### WORK TO BE COMPLETED
Say how many lines contain the word "ради". Only the number should be given.
———
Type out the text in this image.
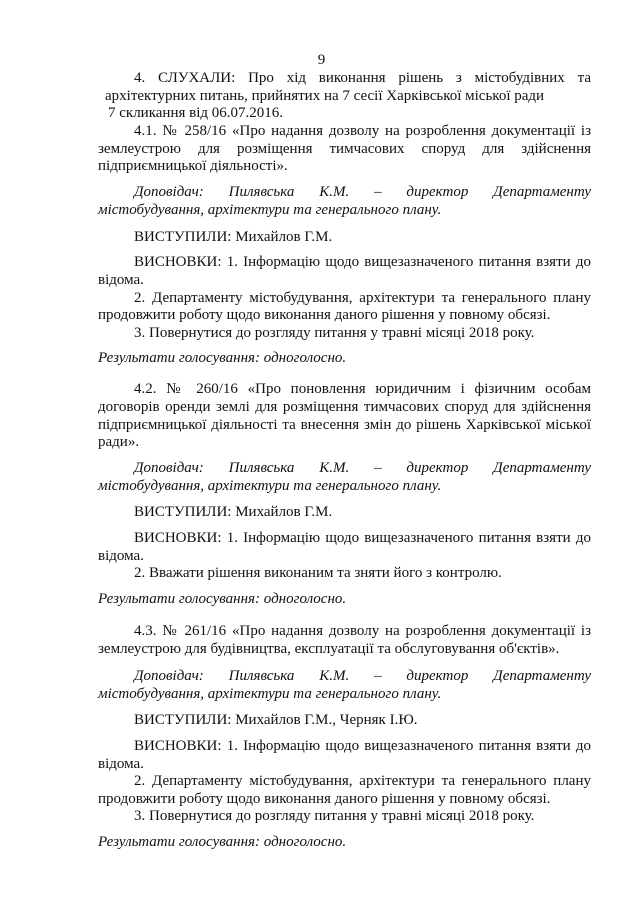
9
4. СЛУХАЛИ: Про хід виконання рішень з містобудівних та
архітектурних питань, прийнятих на 7 сесії Харківської міської ради
7 скликання від 06.07.2016.
4.1. № 258/16 «Про надання дозволу на розроблення документації із
землеустрою для розміщення тимчасових споруд для здійснення
підприємницької діяльності».
Доповідач: Пилявська К.М. – директор Департаменту
містобудування, архітектури та генерального плану.
ВИСТУПИЛИ: Михайлов Г.М.
ВИСНОВКИ: 1. Інформацію щодо вищезазначеного питання взяти до
відома.
2. Департаменту містобудування, архітектури та генерального плану
продовжити роботу щодо виконання даного рішення у повному обсязі.
3. Повернутися до розгляду питання у травні місяці 2018 року.
Результати голосування: одноголосно.
4.2. № 260/16 «Про поновлення юридичним і фізичним особам
договорів оренди землі для розміщення тимчасових споруд для здійснення
підприємницької діяльності та внесення змін до рішень Харківської міської
ради».
Доповідач: Пилявська К.М. – директор Департаменту
містобудування, архітектури та генерального плану.
ВИСТУПИЛИ: Михайлов Г.М.
ВИСНОВКИ: 1. Інформацію щодо вищезазначеного питання взяти до
відома.
2. Вважати рішення виконаним та зняти його з контролю.
Результати голосування: одноголосно.
4.3. № 261/16 «Про надання дозволу на розроблення документації із
землеустрою для будівництва, експлуатації та обслуговування об'єктів».
Доповідач: Пилявська К.М. – директор Департаменту
містобудування, архітектури та генерального плану.
ВИСТУПИЛИ: Михайлов Г.М., Черняк І.Ю.
ВИСНОВКИ: 1. Інформацію щодо вищезазначеного питання взяти до
відома.
2. Департаменту містобудування, архітектури та генерального плану
продовжити роботу щодо виконання даного рішення у повному обсязі.
3. Повернутися до розгляду питання у травні місяці 2018 року.
Результати голосування: одноголосно.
———
### SOLUTION FOR THIS PROBLEM
2